- _INSTRUCTION_: The records below must be copied in full; omit the images.

=====

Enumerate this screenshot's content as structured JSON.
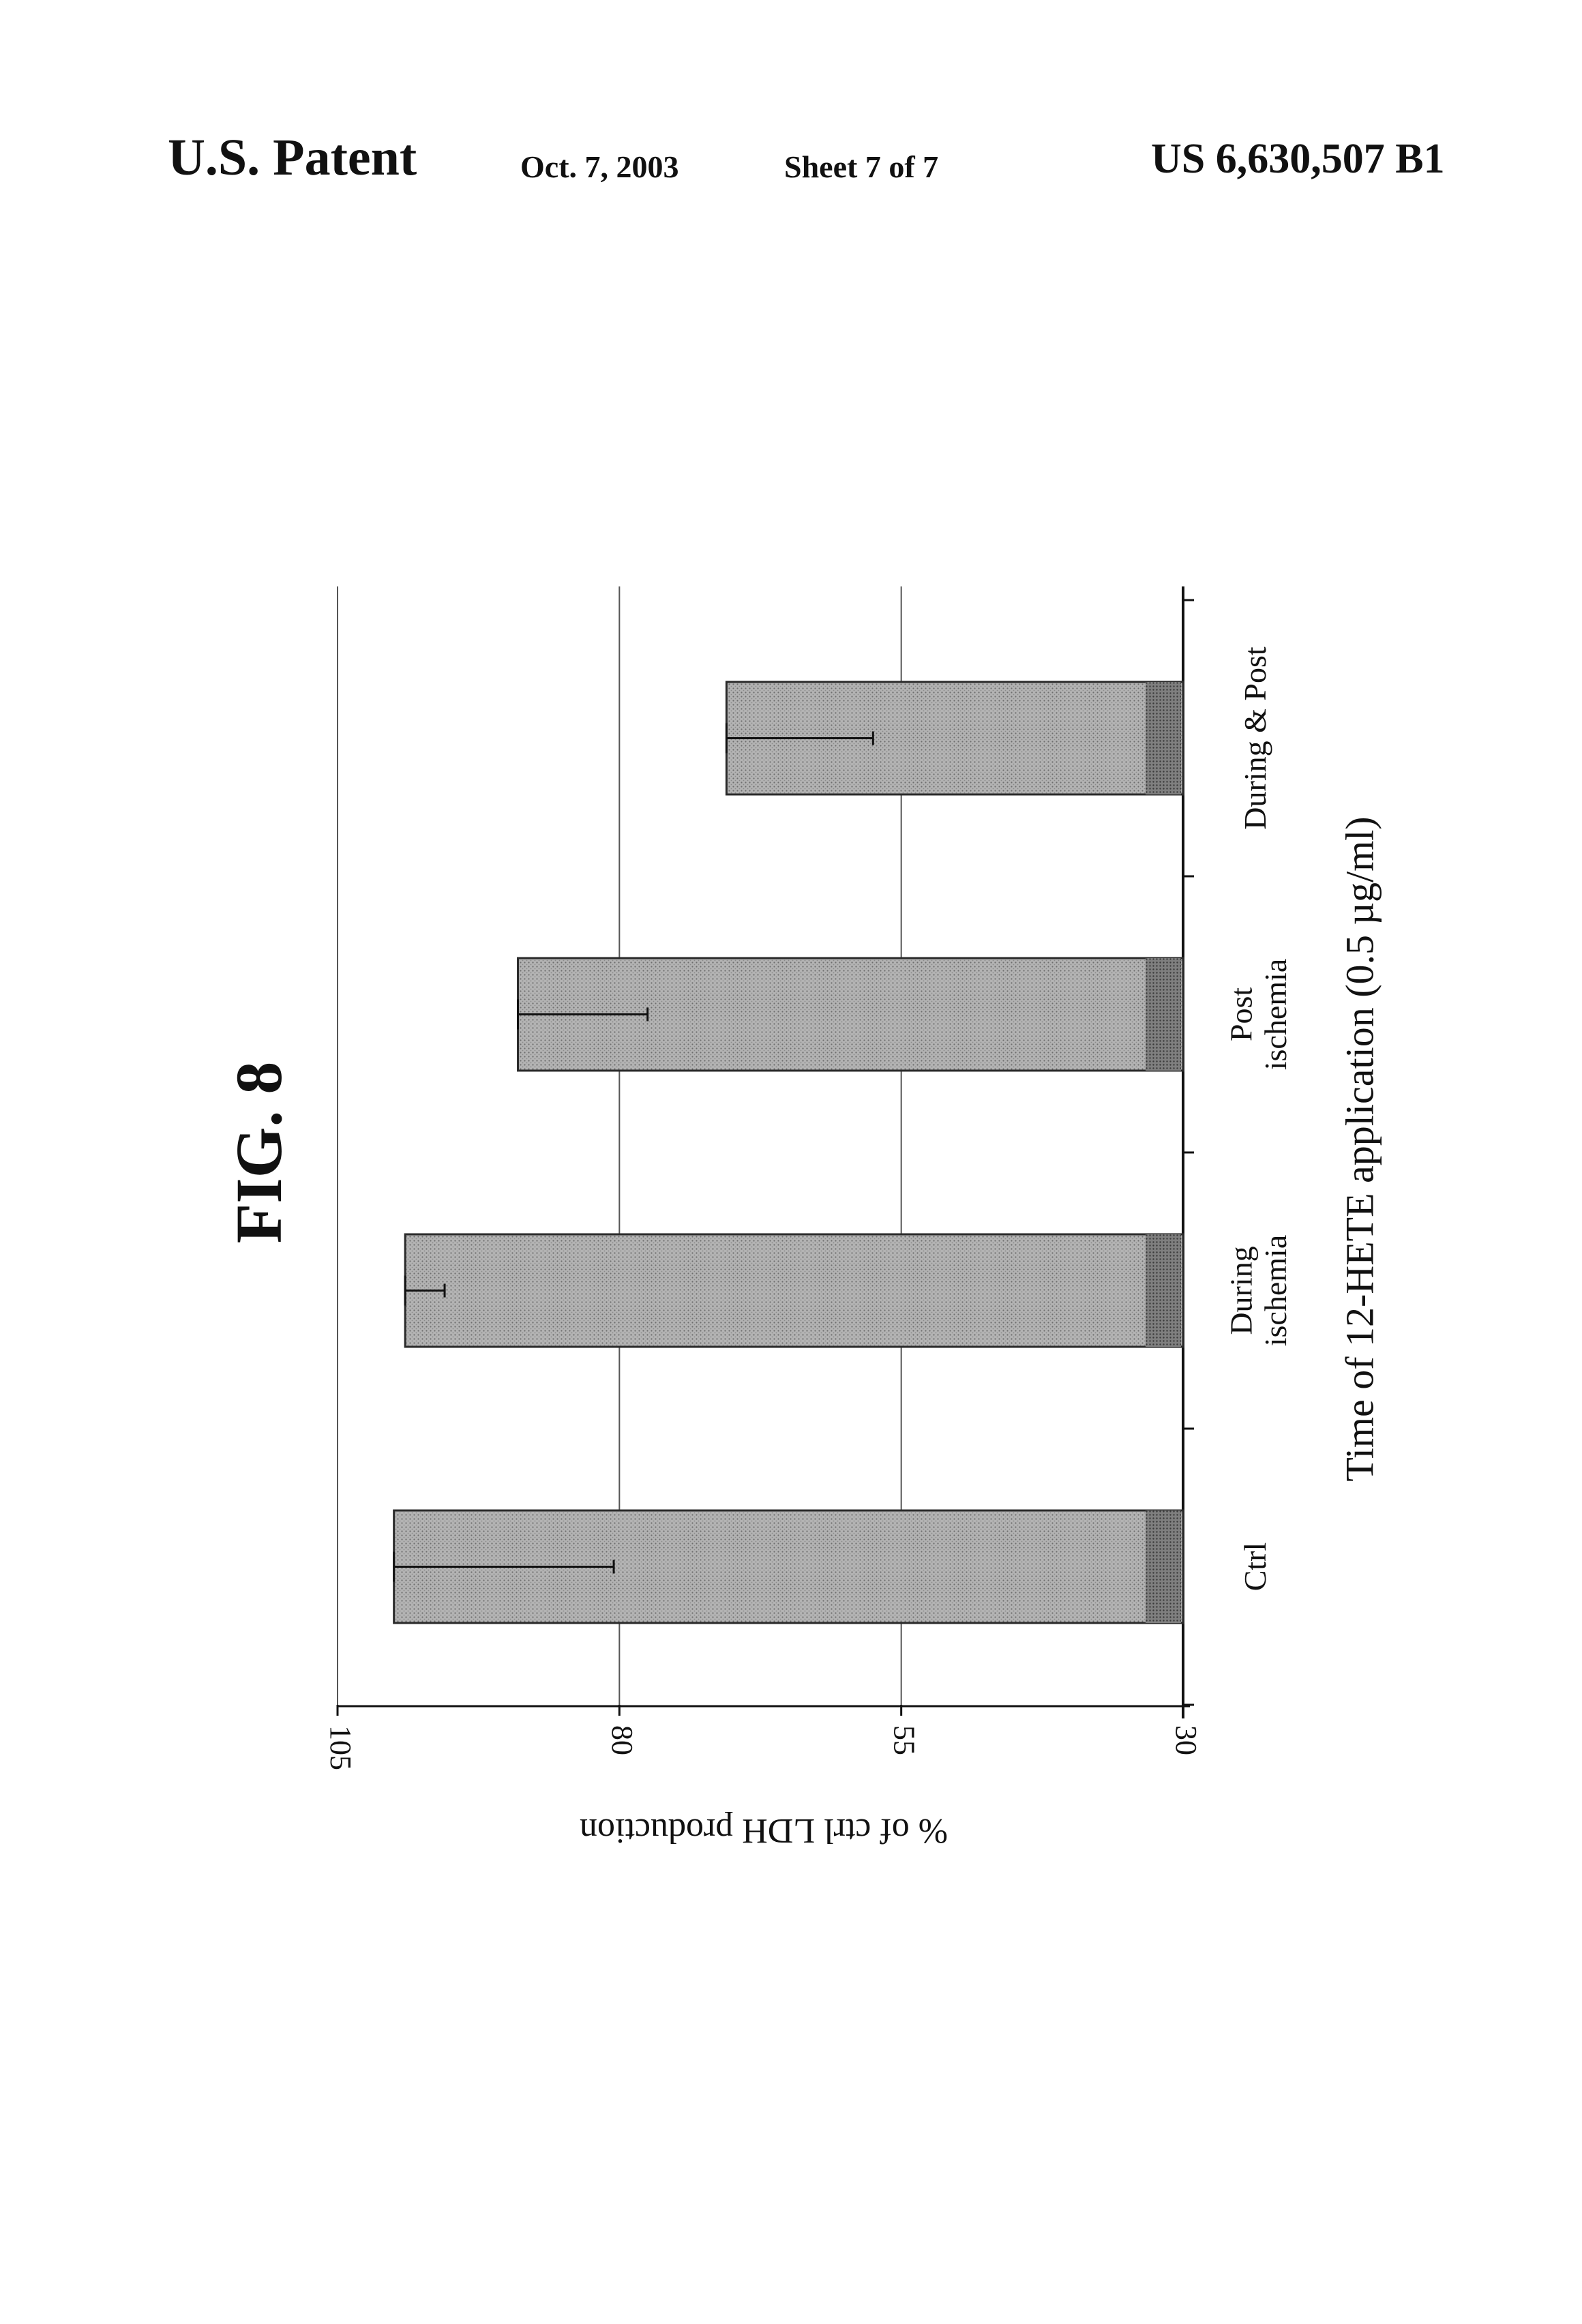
{
  "header": {
    "publisher": "U.S. Patent",
    "date": "Oct. 7, 2003",
    "sheet": "Sheet 7 of 7",
    "patent_number": "US 6,630,507 B1"
  },
  "figure": {
    "label": "FIG. 8"
  },
  "chart_data": {
    "type": "bar",
    "orientation": "rotated-90-clockwise",
    "categories": [
      "Ctrl",
      "During\nischemia",
      "Post\nischemia",
      "During & Post"
    ],
    "series": [
      {
        "values": [
          100,
          99,
          89,
          70.5
        ],
        "error_low": [
          80.5,
          95.5,
          77.5,
          57.5
        ]
      }
    ],
    "xlabel": "Time of 12-HETE application (0.5 µg/ml)",
    "ylabel": "% of ctrl LDH production",
    "ylim": [
      30,
      105
    ],
    "yticks": [
      105,
      80,
      55,
      30
    ],
    "grid": true,
    "legend": "none",
    "colors": {
      "bar": "#a9a9a9",
      "bar_edge": "#2a2a2a",
      "grid": "#555555"
    }
  }
}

=====

- _FINISHED TASK_:
Enumerate this screenshot's content as structured JSON.
{
  "header": {
    "publisher": "U.S. Patent",
    "date": "Oct. 7, 2003",
    "sheet": "Sheet 7 of 7",
    "patent_number": "US 6,630,507 B1"
  },
  "figure": {
    "label": "FIG. 8"
  },
  "chart_data": {
    "type": "bar",
    "orientation": "rotated-90-clockwise",
    "categories": [
      "Ctrl",
      "During\nischemia",
      "Post\nischemia",
      "During & Post"
    ],
    "series": [
      {
        "values": [
          100,
          99,
          89,
          70.5
        ],
        "error_low": [
          80.5,
          95.5,
          77.5,
          57.5
        ]
      }
    ],
    "xlabel": "Time of 12-HETE application (0.5 µg/ml)",
    "ylabel": "% of ctrl LDH production",
    "ylim": [
      30,
      105
    ],
    "yticks": [
      105,
      80,
      55,
      30
    ],
    "grid": true,
    "legend": "none",
    "colors": {
      "bar": "#a9a9a9",
      "bar_edge": "#2a2a2a",
      "grid": "#555555"
    }
  }
}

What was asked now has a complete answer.